■ **Exercise description**:
From the first entry to the last, restate everything word for word and exclude pictures.

■ **Data for processing**:
===============

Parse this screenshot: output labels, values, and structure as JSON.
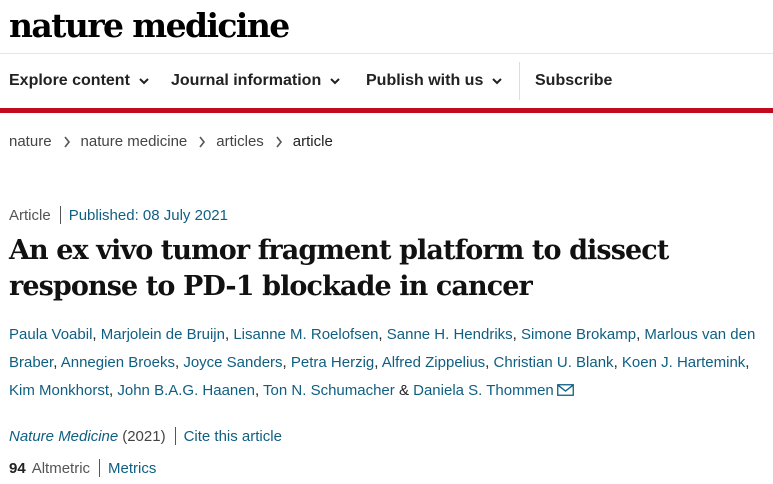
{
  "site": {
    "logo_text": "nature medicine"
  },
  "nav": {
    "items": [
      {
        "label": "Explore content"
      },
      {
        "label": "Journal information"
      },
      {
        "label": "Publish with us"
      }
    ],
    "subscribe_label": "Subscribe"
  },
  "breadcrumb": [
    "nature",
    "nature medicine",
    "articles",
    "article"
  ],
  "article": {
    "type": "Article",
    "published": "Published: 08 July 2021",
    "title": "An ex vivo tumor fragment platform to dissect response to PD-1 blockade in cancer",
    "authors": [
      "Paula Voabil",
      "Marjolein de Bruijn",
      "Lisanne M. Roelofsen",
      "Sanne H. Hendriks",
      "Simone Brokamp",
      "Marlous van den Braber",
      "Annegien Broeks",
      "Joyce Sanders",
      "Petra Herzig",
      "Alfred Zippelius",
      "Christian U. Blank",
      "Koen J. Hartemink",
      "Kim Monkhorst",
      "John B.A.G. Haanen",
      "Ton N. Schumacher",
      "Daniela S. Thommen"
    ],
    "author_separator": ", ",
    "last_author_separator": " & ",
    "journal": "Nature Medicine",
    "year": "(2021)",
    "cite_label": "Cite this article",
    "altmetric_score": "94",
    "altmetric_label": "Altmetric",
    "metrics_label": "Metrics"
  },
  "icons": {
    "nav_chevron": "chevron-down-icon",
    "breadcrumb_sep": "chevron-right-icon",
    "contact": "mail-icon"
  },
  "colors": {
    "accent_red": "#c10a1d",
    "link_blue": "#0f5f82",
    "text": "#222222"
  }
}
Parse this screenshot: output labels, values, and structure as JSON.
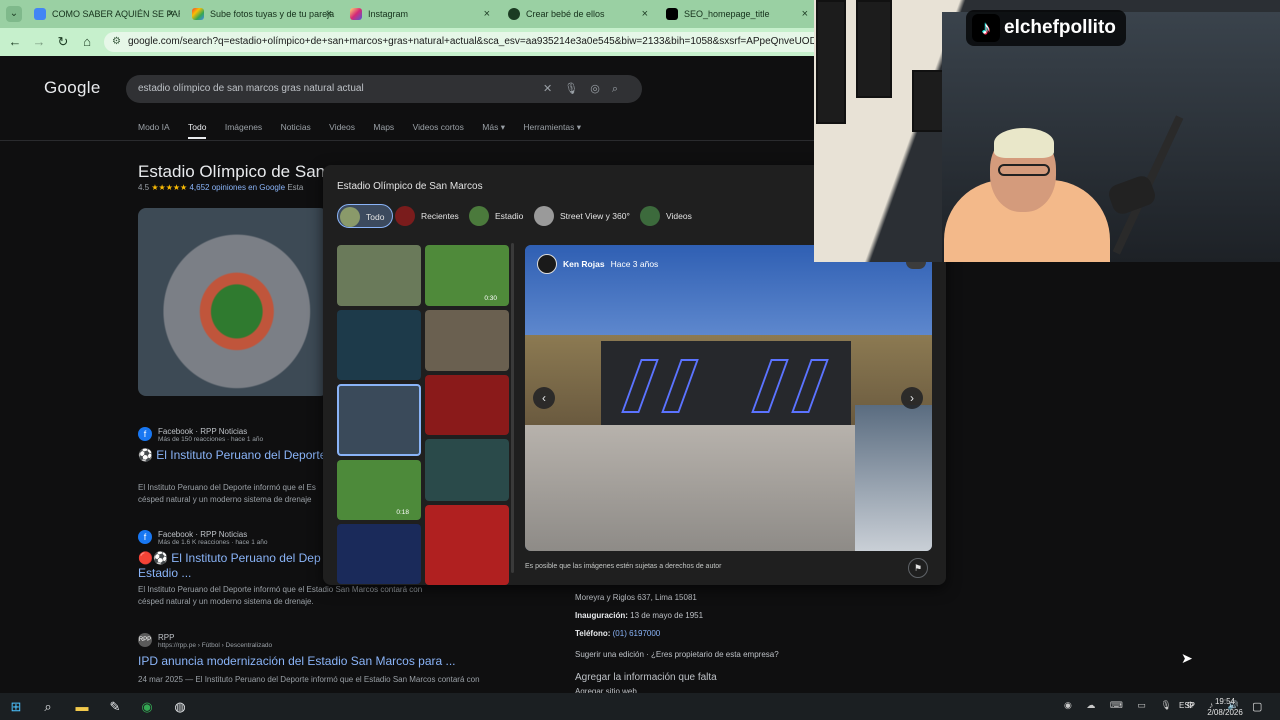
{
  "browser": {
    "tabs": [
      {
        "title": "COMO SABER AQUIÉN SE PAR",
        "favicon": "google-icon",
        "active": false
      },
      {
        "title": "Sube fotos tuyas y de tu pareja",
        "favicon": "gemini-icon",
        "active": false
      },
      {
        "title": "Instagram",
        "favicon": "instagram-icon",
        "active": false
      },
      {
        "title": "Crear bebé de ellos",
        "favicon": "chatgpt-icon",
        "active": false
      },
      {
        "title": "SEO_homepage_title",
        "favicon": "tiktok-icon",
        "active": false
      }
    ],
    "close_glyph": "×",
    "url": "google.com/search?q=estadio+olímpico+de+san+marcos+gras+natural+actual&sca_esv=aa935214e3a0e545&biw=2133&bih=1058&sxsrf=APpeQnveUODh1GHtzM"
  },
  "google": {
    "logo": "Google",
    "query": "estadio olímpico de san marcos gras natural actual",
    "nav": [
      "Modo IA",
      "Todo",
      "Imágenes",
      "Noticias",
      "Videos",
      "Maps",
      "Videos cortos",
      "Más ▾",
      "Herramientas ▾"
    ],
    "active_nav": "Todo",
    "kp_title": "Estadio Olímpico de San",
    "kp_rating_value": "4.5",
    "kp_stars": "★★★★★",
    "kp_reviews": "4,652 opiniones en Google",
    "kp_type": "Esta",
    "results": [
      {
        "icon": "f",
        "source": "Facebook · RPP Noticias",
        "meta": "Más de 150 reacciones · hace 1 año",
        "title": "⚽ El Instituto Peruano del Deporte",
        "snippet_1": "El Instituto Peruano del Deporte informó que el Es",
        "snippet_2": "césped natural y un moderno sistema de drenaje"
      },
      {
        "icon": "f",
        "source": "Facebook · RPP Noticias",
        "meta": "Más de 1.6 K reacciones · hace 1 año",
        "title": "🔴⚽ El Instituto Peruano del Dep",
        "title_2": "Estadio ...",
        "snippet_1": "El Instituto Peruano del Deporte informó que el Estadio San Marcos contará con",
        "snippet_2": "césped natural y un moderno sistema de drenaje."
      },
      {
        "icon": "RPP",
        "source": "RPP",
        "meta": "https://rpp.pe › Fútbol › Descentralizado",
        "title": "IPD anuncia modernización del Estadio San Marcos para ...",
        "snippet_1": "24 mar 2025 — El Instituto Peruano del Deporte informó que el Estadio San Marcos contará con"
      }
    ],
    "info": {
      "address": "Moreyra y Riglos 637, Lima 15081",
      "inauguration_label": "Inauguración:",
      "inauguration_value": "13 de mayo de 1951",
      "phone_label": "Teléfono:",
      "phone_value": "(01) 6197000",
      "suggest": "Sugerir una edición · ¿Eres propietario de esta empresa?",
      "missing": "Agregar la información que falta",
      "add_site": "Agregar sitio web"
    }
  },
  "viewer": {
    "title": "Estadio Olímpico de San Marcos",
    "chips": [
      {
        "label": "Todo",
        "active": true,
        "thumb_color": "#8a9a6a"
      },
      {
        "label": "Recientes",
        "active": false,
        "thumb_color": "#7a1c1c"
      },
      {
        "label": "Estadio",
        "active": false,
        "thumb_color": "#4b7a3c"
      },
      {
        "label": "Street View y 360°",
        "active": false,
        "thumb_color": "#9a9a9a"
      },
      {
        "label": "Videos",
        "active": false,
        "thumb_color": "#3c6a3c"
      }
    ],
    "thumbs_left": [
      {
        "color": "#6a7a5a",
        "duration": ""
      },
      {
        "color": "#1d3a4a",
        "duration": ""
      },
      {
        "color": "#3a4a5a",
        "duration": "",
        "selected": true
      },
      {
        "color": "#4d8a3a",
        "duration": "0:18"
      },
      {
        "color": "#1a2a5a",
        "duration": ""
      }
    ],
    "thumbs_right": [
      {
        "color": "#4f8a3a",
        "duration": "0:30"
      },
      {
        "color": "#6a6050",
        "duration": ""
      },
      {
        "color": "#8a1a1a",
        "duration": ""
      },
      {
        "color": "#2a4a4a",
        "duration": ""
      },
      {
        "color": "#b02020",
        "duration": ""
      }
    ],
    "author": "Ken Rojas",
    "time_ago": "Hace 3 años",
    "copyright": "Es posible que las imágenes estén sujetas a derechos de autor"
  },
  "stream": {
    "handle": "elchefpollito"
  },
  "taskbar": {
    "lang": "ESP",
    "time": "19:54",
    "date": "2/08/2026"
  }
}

===============

■ **Worked solution**:
Parse this screenshot: output labels, values, and structure as JSON.
{
  "site": {
    "logo_text": "nature medicine"
  },
  "nav": {
    "items": [
      {
        "label": "Explore content"
      },
      {
        "label": "Journal information"
      },
      {
        "label": "Publish with us"
      }
    ],
    "subscribe_label": "Subscribe"
  },
  "breadcrumb": [
    "nature",
    "nature medicine",
    "articles",
    "article"
  ],
  "article": {
    "type": "Article",
    "published": "Published: 08 July 2021",
    "title": "An ex vivo tumor fragment platform to dissect response to PD-1 blockade in cancer",
    "authors": [
      "Paula Voabil",
      "Marjolein de Bruijn",
      "Lisanne M. Roelofsen",
      "Sanne H. Hendriks",
      "Simone Brokamp",
      "Marlous van den Braber",
      "Annegien Broeks",
      "Joyce Sanders",
      "Petra Herzig",
      "Alfred Zippelius",
      "Christian U. Blank",
      "Koen J. Hartemink",
      "Kim Monkhorst",
      "John B.A.G. Haanen",
      "Ton N. Schumacher",
      "Daniela S. Thommen"
    ],
    "author_separator": ", ",
    "last_author_separator": " & ",
    "journal": "Nature Medicine",
    "year": "(2021)",
    "cite_label": "Cite this article",
    "altmetric_score": "94",
    "altmetric_label": "Altmetric",
    "metrics_label": "Metrics"
  },
  "icons": {
    "nav_chevron": "chevron-down-icon",
    "breadcrumb_sep": "chevron-right-icon",
    "contact": "mail-icon"
  },
  "colors": {
    "accent_red": "#c10a1d",
    "link_blue": "#0f5f82",
    "text": "#222222"
  }
}
Parse this screenshot: output labels, values, and structure as JSON.
{
  "browser": {
    "tabs": [
      {
        "title": "COMO SABER AQUIÉN SE PAR",
        "favicon": "google-icon",
        "active": false
      },
      {
        "title": "Sube fotos tuyas y de tu pareja",
        "favicon": "gemini-icon",
        "active": false
      },
      {
        "title": "Instagram",
        "favicon": "instagram-icon",
        "active": false
      },
      {
        "title": "Crear bebé de ellos",
        "favicon": "chatgpt-icon",
        "active": false
      },
      {
        "title": "SEO_homepage_title",
        "favicon": "tiktok-icon",
        "active": false
      }
    ],
    "close_glyph": "×",
    "url": "google.com/search?q=estadio+olímpico+de+san+marcos+gras+natural+actual&sca_esv=aa935214e3a0e545&biw=2133&bih=1058&sxsrf=APpeQnveUODh1GHtzM"
  },
  "google": {
    "logo": "Google",
    "query": "estadio olímpico de san marcos gras natural actual",
    "nav": [
      "Modo IA",
      "Todo",
      "Imágenes",
      "Noticias",
      "Videos",
      "Maps",
      "Videos cortos",
      "Más ▾",
      "Herramientas ▾"
    ],
    "active_nav": "Todo",
    "kp_title": "Estadio Olímpico de San",
    "kp_rating_value": "4.5",
    "kp_stars": "★★★★★",
    "kp_reviews": "4,652 opiniones en Google",
    "kp_type": "Esta",
    "results": [
      {
        "icon": "f",
        "source": "Facebook · RPP Noticias",
        "meta": "Más de 150 reacciones · hace 1 año",
        "title": "⚽ El Instituto Peruano del Deporte",
        "snippet_1": "El Instituto Peruano del Deporte informó que el Es",
        "snippet_2": "césped natural y un moderno sistema de drenaje"
      },
      {
        "icon": "f",
        "source": "Facebook · RPP Noticias",
        "meta": "Más de 1.6 K reacciones · hace 1 año",
        "title": "🔴⚽ El Instituto Peruano del Dep",
        "title_2": "Estadio ...",
        "snippet_1": "El Instituto Peruano del Deporte informó que el Estadio San Marcos contará con",
        "snippet_2": "césped natural y un moderno sistema de drenaje."
      },
      {
        "icon": "RPP",
        "source": "RPP",
        "meta": "https://rpp.pe › Fútbol › Descentralizado",
        "title": "IPD anuncia modernización del Estadio San Marcos para ...",
        "snippet_1": "24 mar 2025 — El Instituto Peruano del Deporte informó que el Estadio San Marcos contará con"
      }
    ],
    "info": {
      "address": "Moreyra y Riglos 637, Lima 15081",
      "inauguration_label": "Inauguración:",
      "inauguration_value": "13 de mayo de 1951",
      "phone_label": "Teléfono:",
      "phone_value": "(01) 6197000",
      "suggest": "Sugerir una edición · ¿Eres propietario de esta empresa?",
      "missing": "Agregar la información que falta",
      "add_site": "Agregar sitio web"
    }
  },
  "viewer": {
    "title": "Estadio Olímpico de San Marcos",
    "chips": [
      {
        "label": "Todo",
        "active": true,
        "thumb_color": "#8a9a6a"
      },
      {
        "label": "Recientes",
        "active": false,
        "thumb_color": "#7a1c1c"
      },
      {
        "label": "Estadio",
        "active": false,
        "thumb_color": "#4b7a3c"
      },
      {
        "label": "Street View y 360°",
        "active": false,
        "thumb_color": "#9a9a9a"
      },
      {
        "label": "Videos",
        "active": false,
        "thumb_color": "#3c6a3c"
      }
    ],
    "thumbs_left": [
      {
        "color": "#6a7a5a",
        "duration": ""
      },
      {
        "color": "#1d3a4a",
        "duration": ""
      },
      {
        "color": "#3a4a5a",
        "duration": "",
        "selected": true
      },
      {
        "color": "#4d8a3a",
        "duration": "0:18"
      },
      {
        "color": "#1a2a5a",
        "duration": ""
      }
    ],
    "thumbs_right": [
      {
        "color": "#4f8a3a",
        "duration": "0:30"
      },
      {
        "color": "#6a6050",
        "duration": ""
      },
      {
        "color": "#8a1a1a",
        "duration": ""
      },
      {
        "color": "#2a4a4a",
        "duration": ""
      },
      {
        "color": "#b02020",
        "duration": ""
      }
    ],
    "author": "Ken Rojas",
    "time_ago": "Hace 3 años",
    "copyright": "Es posible que las imágenes estén sujetas a derechos de autor"
  },
  "stream": {
    "handle": "elchefpollito"
  },
  "taskbar": {
    "lang": "ESP",
    "time": "19:54",
    "date": "2/08/2026"
  }
}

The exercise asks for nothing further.